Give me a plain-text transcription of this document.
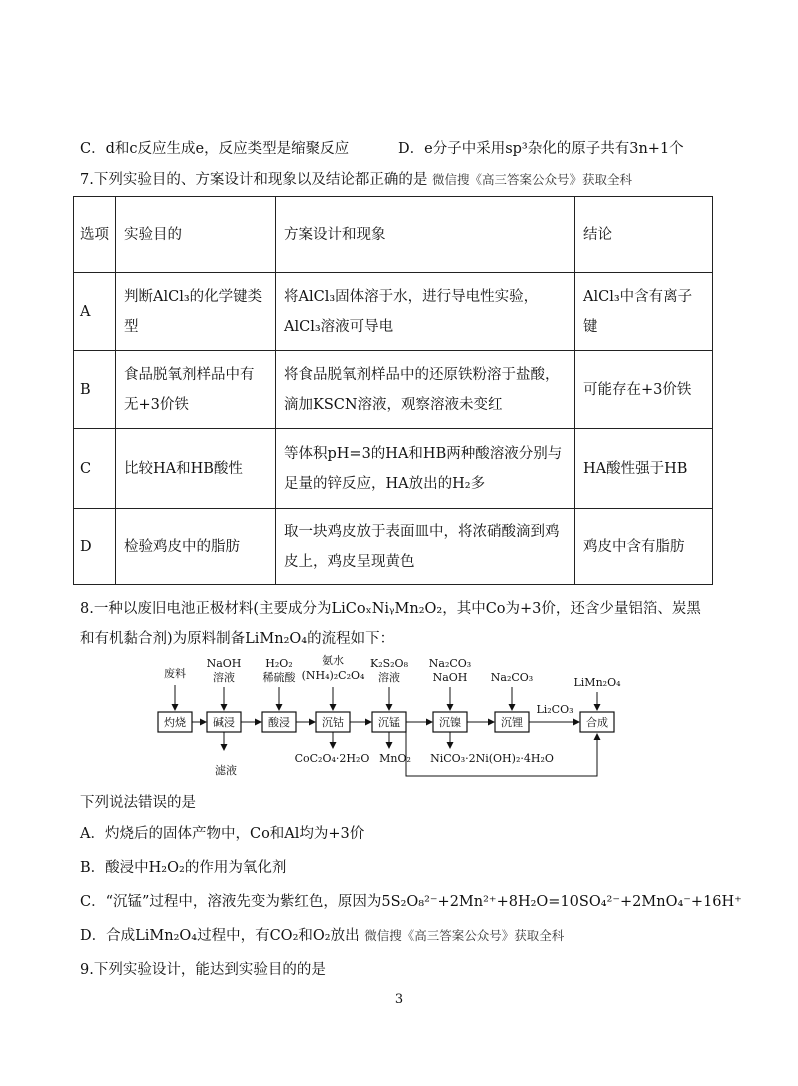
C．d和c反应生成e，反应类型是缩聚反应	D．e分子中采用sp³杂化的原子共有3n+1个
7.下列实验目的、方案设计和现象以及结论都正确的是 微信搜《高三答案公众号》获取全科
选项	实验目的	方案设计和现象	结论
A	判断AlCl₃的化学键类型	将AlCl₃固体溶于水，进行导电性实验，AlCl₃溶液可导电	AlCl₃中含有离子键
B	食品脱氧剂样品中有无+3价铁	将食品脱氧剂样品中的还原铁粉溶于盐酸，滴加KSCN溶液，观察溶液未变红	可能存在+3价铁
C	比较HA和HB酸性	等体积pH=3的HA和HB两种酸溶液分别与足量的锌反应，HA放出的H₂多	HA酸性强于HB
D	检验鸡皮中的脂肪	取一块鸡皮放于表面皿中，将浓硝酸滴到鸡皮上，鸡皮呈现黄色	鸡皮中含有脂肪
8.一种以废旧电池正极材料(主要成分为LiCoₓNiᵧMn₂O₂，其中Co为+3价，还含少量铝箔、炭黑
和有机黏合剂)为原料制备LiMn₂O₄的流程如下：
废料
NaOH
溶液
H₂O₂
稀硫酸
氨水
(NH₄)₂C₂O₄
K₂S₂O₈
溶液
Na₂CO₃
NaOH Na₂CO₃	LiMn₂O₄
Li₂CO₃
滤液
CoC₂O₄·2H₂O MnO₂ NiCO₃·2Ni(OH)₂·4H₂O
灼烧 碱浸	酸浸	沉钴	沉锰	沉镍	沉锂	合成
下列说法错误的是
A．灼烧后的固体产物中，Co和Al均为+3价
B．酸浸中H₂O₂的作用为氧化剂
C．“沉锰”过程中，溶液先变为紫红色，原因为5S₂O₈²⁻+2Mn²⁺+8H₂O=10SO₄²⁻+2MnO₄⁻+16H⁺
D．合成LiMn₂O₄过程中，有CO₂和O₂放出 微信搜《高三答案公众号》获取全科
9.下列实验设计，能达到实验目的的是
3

• _YOUR OBJECTIVE_:
All entries are to be retyped exactly. Omit any embedded images.

• _REPLY TO THE EXERCISE_:
Give me a plain-text transcription of this document.
C．d和c反应生成e，反应类型是缩聚反应	D．e分子中采用sp³杂化的原子共有3n+1个
7.下列实验目的、方案设计和现象以及结论都正确的是 微信搜《高三答案公众号》获取全科
选项	实验目的	方案设计和现象	结论
A	判断AlCl₃的化学键类型	将AlCl₃固体溶于水，进行导电性实验，AlCl₃溶液可导电	AlCl₃中含有离子键
B	食品脱氧剂样品中有无+3价铁	将食品脱氧剂样品中的还原铁粉溶于盐酸，滴加KSCN溶液，观察溶液未变红	可能存在+3价铁
C	比较HA和HB酸性	等体积pH=3的HA和HB两种酸溶液分别与足量的锌反应，HA放出的H₂多	HA酸性强于HB
D	检验鸡皮中的脂肪	取一块鸡皮放于表面皿中，将浓硝酸滴到鸡皮上，鸡皮呈现黄色	鸡皮中含有脂肪
8.一种以废旧电池正极材料(主要成分为LiCoₓNiᵧMn₂O₂，其中Co为+3价，还含少量铝箔、炭黑
和有机黏合剂)为原料制备LiMn₂O₄的流程如下：
废料
NaOH
溶液
H₂O₂
稀硫酸
氨水
(NH₄)₂C₂O₄
K₂S₂O₈
溶液
Na₂CO₃
NaOH Na₂CO₃	LiMn₂O₄
Li₂CO₃
滤液
CoC₂O₄·2H₂O MnO₂ NiCO₃·2Ni(OH)₂·4H₂O
灼烧 碱浸	酸浸	沉钴	沉锰	沉镍	沉锂	合成
下列说法错误的是
A．灼烧后的固体产物中，Co和Al均为+3价
B．酸浸中H₂O₂的作用为氧化剂
C．“沉锰”过程中，溶液先变为紫红色，原因为5S₂O₈²⁻+2Mn²⁺+8H₂O=10SO₄²⁻+2MnO₄⁻+16H⁺
D．合成LiMn₂O₄过程中，有CO₂和O₂放出 微信搜《高三答案公众号》获取全科
9.下列实验设计，能达到实验目的的是
3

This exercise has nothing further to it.